#### Stated task:
Present each line of the entries below that holds the word "바랍니다".

#### Available records:
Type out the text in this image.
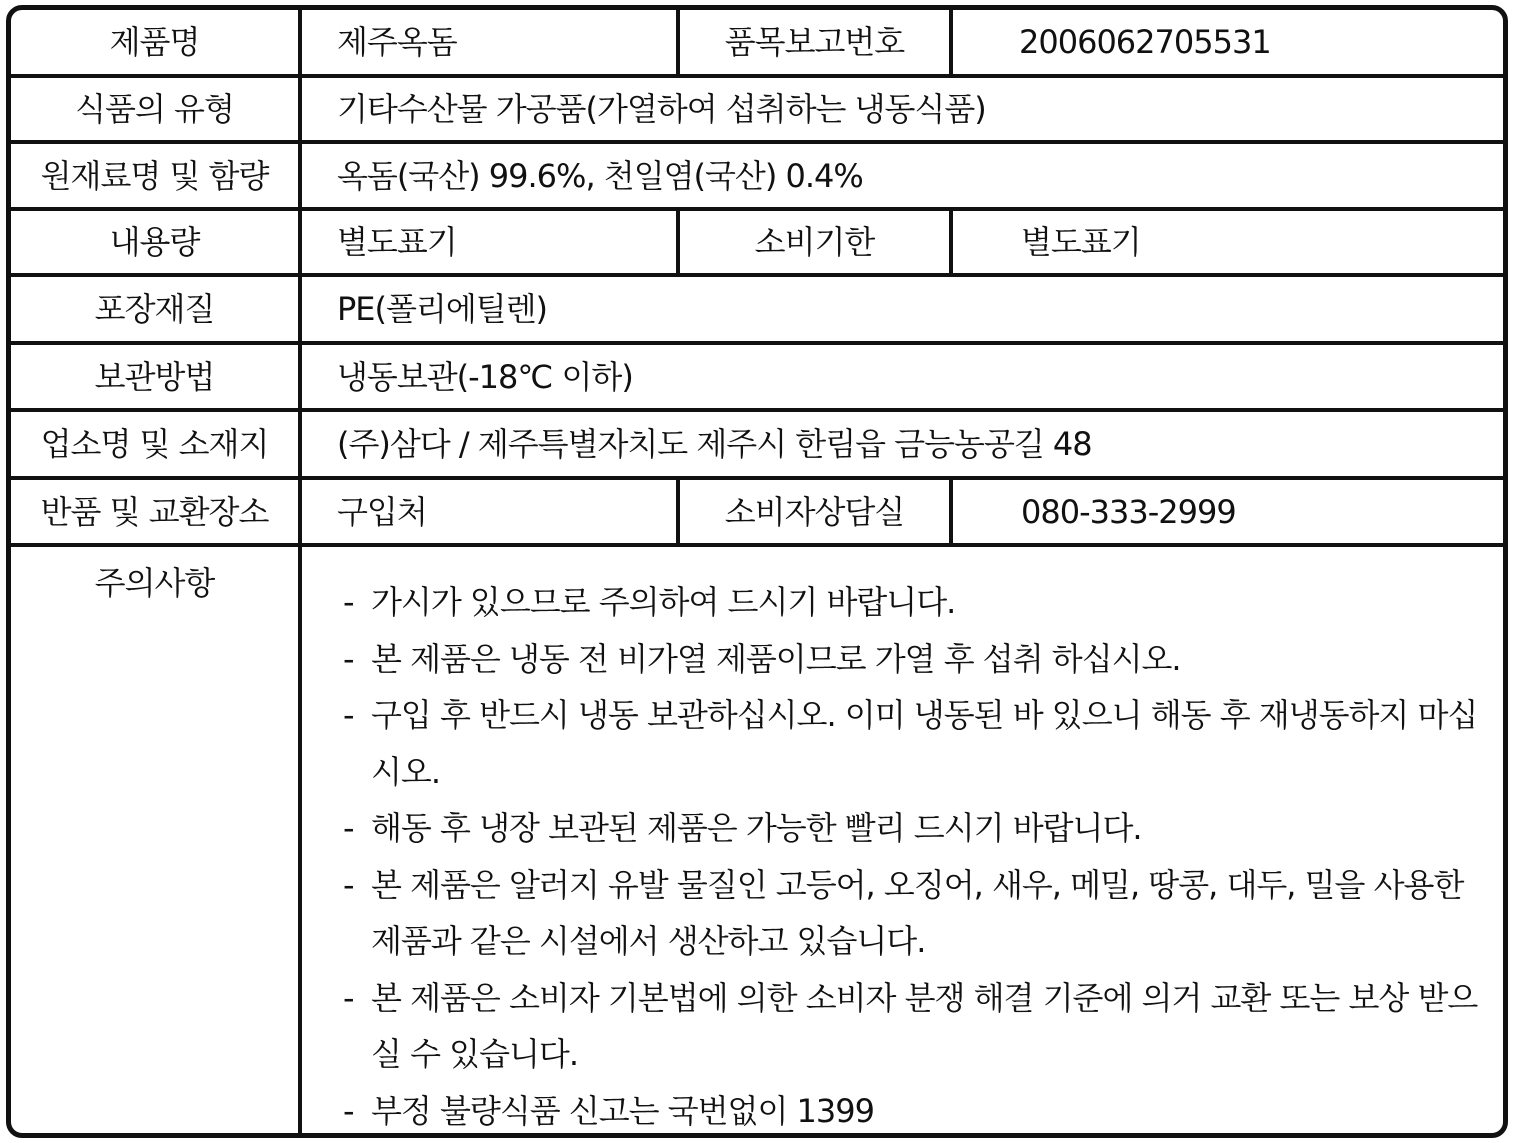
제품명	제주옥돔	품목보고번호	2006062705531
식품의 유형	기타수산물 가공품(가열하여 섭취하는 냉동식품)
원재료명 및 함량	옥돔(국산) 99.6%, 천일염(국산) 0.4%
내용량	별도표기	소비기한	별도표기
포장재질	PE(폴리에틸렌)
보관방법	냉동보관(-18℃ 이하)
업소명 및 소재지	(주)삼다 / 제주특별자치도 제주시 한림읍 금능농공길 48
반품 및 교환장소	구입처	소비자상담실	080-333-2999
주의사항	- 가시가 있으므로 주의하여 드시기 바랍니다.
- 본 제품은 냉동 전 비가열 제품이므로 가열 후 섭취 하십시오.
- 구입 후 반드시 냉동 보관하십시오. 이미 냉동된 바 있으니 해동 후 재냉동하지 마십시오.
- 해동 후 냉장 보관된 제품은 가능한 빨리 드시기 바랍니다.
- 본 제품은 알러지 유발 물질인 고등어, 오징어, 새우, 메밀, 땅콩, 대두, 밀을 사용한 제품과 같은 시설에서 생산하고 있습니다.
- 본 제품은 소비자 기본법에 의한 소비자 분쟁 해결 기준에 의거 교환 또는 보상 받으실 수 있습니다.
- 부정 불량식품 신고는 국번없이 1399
...
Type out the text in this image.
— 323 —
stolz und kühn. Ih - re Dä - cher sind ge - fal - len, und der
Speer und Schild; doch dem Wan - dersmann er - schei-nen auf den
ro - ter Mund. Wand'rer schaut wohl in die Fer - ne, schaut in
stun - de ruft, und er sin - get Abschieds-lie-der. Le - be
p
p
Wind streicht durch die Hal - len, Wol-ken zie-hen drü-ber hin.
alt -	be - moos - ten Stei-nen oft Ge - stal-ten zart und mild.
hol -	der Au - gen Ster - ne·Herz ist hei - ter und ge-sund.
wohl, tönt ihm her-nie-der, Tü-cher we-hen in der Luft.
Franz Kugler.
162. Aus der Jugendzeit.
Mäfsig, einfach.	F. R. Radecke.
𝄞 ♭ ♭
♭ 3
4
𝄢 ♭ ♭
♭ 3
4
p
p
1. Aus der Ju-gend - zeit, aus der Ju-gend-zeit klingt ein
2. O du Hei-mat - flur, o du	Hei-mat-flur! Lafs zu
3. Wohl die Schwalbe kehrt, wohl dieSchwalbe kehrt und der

#### Answer for this exercise:
주의사항	- 가시가 있으므로 주의하여 드시기 바랍니다.
- 해동 후 냉장 보관된 제품은 가능한 빨리 드시기 바랍니다.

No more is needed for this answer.